-- BEGIN --
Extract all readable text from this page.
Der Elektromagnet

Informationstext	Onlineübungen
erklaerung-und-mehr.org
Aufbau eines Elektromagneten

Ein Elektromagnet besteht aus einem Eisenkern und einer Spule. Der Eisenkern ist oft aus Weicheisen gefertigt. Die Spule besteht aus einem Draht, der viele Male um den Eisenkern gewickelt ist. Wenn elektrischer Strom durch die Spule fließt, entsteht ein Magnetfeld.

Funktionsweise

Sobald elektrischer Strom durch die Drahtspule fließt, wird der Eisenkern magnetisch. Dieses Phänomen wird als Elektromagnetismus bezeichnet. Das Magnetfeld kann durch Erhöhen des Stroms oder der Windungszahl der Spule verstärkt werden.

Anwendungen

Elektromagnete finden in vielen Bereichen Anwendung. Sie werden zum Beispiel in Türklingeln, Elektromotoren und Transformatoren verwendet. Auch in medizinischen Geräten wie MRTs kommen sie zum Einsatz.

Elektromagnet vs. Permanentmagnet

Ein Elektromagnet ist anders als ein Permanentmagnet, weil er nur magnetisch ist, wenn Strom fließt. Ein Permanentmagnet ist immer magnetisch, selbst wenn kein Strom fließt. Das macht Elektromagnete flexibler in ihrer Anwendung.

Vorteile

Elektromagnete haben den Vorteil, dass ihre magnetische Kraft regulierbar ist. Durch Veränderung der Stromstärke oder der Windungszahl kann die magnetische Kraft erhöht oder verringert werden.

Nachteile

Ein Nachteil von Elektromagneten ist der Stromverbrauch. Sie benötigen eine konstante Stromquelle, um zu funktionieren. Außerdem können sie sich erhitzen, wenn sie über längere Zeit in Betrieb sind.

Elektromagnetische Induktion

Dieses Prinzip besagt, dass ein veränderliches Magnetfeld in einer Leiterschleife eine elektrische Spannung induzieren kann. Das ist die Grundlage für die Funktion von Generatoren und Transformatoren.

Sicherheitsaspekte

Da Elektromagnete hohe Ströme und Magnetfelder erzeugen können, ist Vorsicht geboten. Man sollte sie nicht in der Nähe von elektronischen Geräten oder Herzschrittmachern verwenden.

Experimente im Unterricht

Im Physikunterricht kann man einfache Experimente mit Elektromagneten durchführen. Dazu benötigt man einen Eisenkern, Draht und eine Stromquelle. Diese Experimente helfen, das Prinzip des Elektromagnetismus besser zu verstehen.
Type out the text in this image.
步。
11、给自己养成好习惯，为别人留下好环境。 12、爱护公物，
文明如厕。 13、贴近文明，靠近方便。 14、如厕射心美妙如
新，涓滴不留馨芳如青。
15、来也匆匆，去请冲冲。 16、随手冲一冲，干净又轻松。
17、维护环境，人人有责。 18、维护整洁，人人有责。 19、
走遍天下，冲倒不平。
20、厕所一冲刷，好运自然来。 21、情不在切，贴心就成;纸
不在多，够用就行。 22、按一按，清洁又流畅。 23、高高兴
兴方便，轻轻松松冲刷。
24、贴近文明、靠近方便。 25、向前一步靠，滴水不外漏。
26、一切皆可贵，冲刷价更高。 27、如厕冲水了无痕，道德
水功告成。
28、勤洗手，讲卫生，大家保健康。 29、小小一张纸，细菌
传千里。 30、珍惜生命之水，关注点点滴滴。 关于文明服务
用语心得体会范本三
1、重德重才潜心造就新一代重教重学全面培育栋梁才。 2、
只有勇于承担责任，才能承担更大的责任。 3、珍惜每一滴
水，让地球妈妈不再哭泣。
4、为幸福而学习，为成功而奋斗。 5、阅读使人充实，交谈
-- END --
-- BEGIN --
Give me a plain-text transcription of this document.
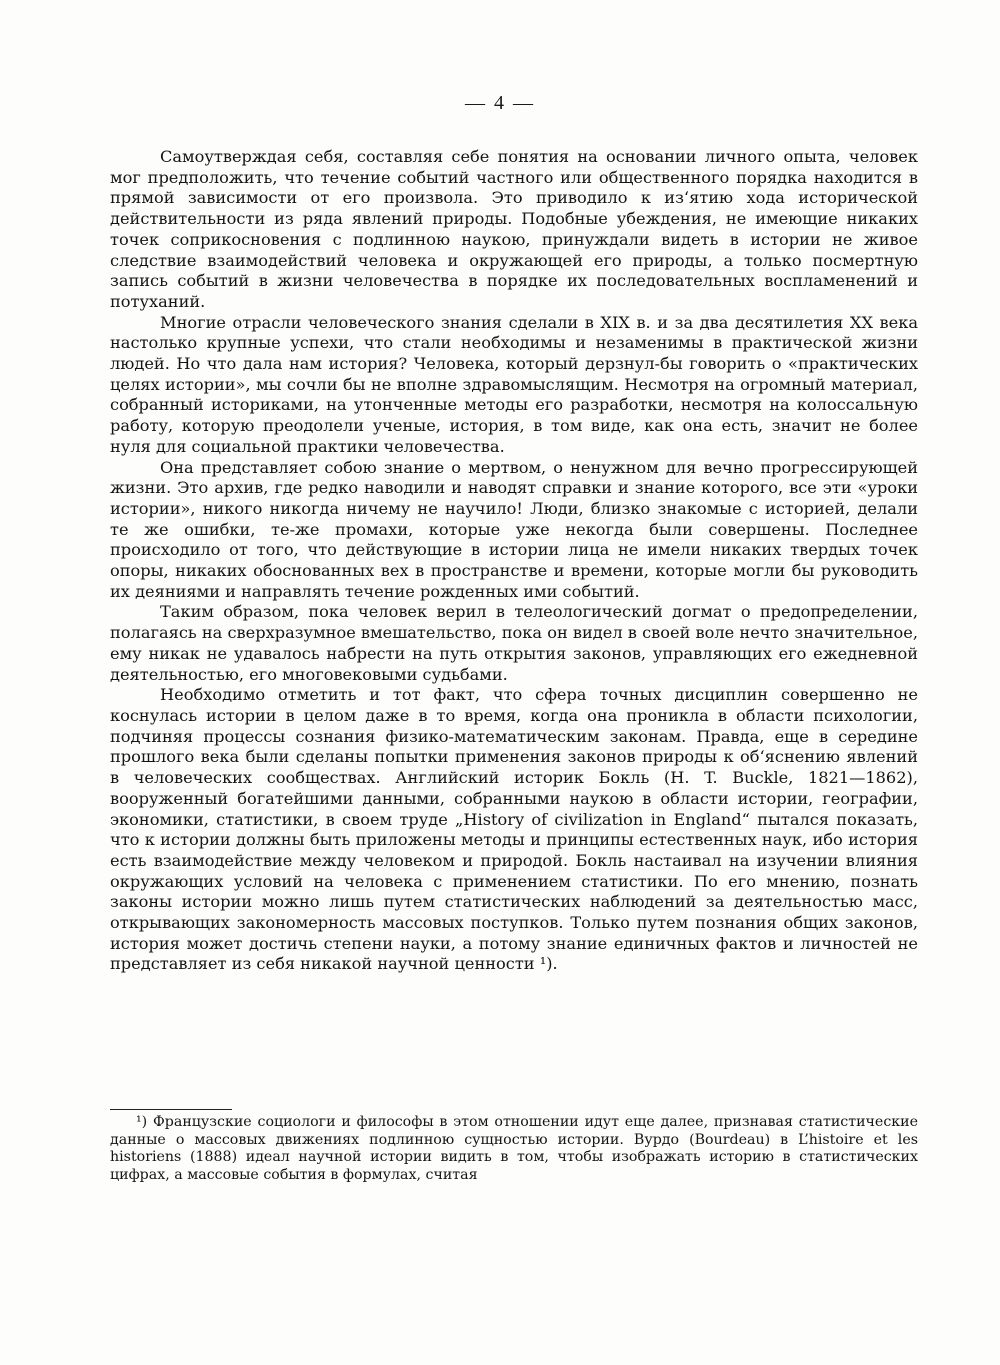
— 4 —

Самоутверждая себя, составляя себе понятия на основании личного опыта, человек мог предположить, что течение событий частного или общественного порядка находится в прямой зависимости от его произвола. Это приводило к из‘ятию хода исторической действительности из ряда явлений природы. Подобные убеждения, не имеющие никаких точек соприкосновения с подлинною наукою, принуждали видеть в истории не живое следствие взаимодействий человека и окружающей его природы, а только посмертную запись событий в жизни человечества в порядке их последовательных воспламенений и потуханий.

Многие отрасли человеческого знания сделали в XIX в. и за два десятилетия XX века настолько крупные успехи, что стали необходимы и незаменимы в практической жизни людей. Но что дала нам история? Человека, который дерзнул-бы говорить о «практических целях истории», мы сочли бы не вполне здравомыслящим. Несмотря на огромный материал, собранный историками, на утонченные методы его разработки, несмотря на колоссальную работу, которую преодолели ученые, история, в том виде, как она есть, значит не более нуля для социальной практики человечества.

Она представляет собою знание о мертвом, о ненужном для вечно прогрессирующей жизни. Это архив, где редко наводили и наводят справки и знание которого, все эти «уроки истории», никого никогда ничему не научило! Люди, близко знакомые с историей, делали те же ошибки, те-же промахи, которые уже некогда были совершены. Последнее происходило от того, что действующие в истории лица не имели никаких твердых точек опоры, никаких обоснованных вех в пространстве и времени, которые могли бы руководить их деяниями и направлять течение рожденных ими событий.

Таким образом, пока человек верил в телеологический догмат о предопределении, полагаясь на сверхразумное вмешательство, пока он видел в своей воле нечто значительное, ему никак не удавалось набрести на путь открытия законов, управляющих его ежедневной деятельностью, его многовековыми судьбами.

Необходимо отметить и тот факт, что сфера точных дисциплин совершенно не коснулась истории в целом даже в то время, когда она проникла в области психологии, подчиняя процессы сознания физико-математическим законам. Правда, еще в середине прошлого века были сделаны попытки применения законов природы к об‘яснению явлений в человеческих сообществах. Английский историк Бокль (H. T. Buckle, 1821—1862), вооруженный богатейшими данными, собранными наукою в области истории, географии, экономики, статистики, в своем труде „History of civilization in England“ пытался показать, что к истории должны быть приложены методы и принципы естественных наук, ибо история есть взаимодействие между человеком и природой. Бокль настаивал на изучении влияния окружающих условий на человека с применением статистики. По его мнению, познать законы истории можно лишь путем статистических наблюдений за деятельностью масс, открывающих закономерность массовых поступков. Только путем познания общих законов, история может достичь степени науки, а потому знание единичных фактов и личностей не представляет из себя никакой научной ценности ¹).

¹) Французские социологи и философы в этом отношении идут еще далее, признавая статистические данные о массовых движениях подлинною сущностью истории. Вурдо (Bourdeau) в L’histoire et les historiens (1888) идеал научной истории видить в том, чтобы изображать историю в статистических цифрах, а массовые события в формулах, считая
-- END --
-- BEGIN --
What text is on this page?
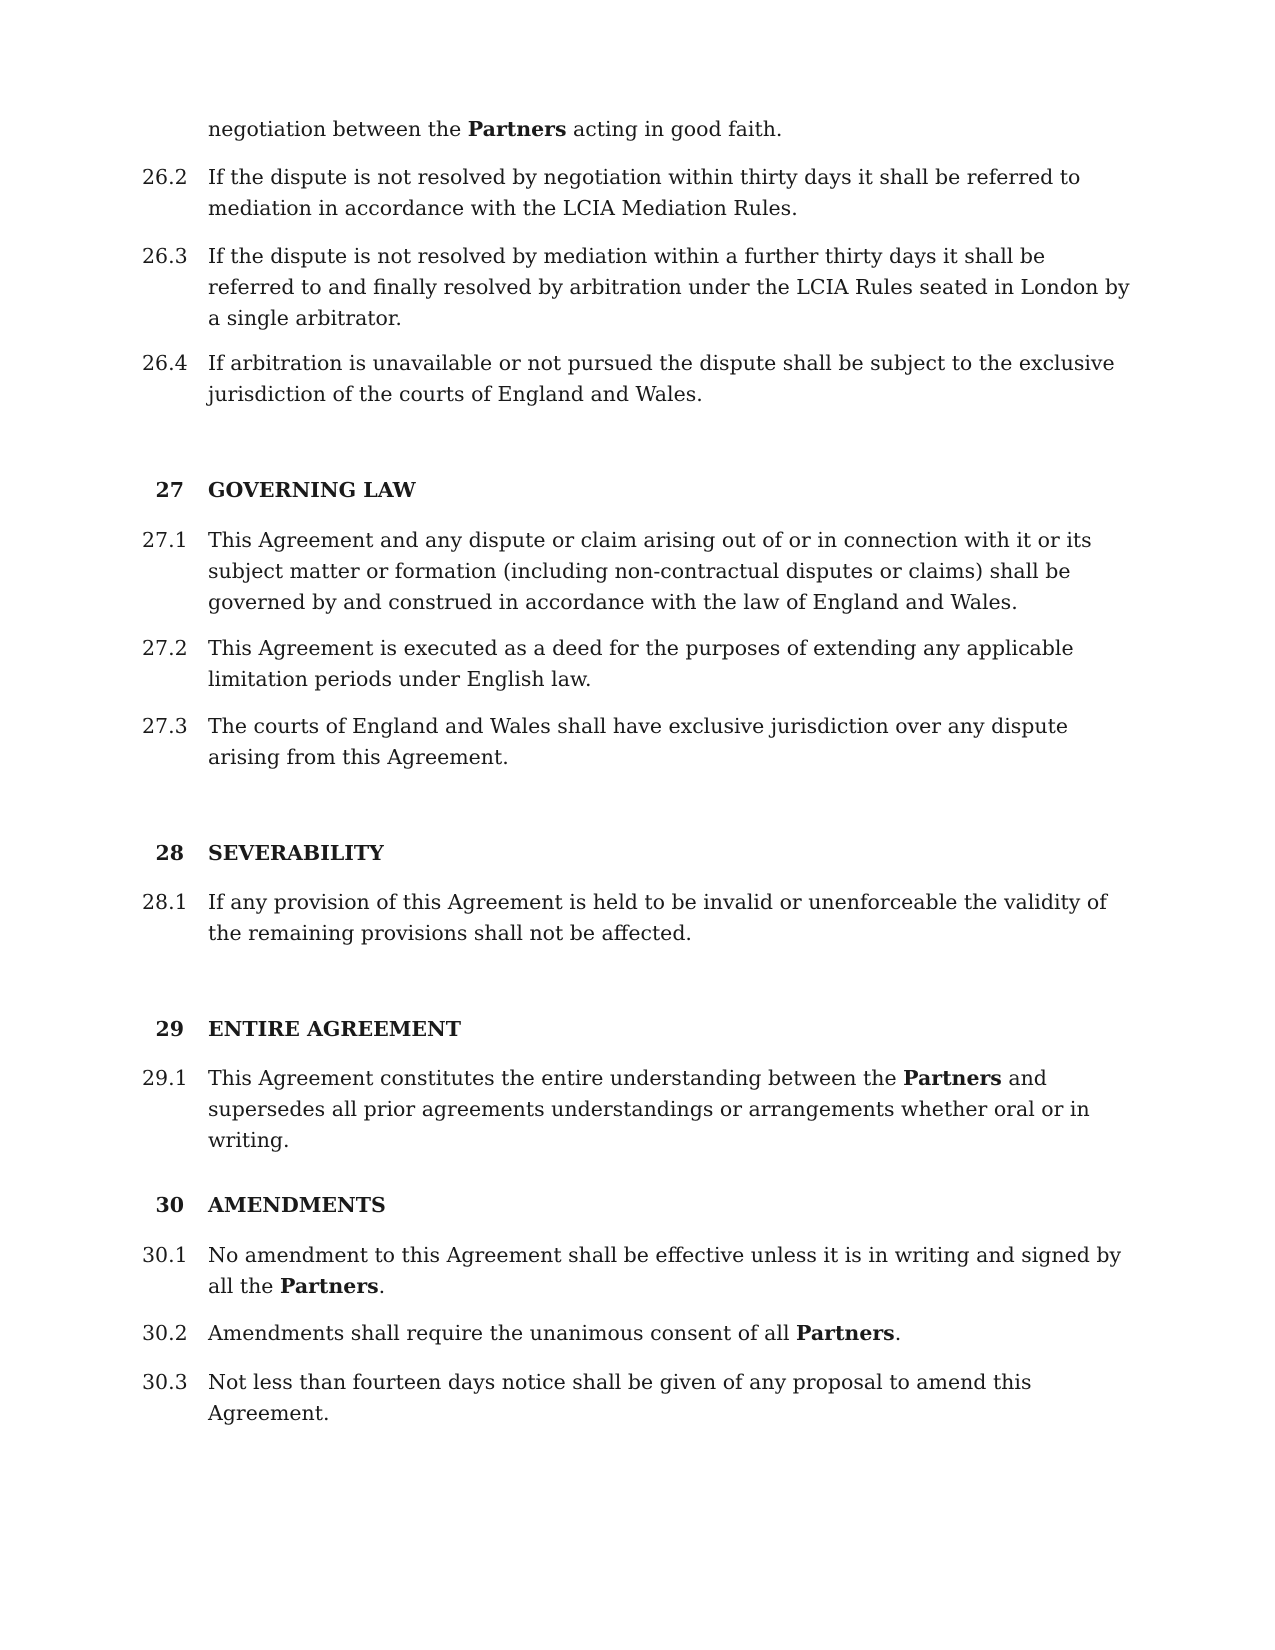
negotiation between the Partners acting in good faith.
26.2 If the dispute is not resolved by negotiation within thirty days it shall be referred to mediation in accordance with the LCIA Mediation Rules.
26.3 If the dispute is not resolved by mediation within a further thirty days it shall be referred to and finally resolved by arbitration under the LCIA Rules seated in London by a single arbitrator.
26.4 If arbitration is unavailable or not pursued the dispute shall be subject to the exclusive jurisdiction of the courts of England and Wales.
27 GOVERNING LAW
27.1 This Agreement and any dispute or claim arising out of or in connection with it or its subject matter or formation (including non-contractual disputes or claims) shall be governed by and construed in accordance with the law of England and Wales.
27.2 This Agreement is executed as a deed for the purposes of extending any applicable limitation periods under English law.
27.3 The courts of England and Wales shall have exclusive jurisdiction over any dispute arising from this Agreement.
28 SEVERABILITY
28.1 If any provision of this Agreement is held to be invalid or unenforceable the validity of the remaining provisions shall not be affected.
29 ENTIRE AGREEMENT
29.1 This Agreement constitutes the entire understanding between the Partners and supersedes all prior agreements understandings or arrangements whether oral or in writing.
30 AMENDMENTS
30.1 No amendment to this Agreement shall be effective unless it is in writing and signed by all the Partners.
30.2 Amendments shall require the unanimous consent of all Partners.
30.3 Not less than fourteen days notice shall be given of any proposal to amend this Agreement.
-- END --
▸ EXERCISE OBJECTIVE:
Identify and extract each line of the listing that contains "Elektromagneten".

▸ SOLUTION TO THIS PROBLEM:
Aufbau eines Elektromagneten
Ein Nachteil von Elektromagneten ist der Stromverbrauch. Sie benötigen eine konstante Stromquelle, um zu funktionieren. Außerdem können sie sich erhitzen, wenn sie über längere Zeit in Betrieb sind.
Im Physikunterricht kann man einfache Experimente mit Elektromagneten durchführen. Dazu benötigt man einen Eisenkern, Draht und eine Stromquelle. Diese Experimente helfen, das Prinzip des Elektromagnetismus besser zu verstehen.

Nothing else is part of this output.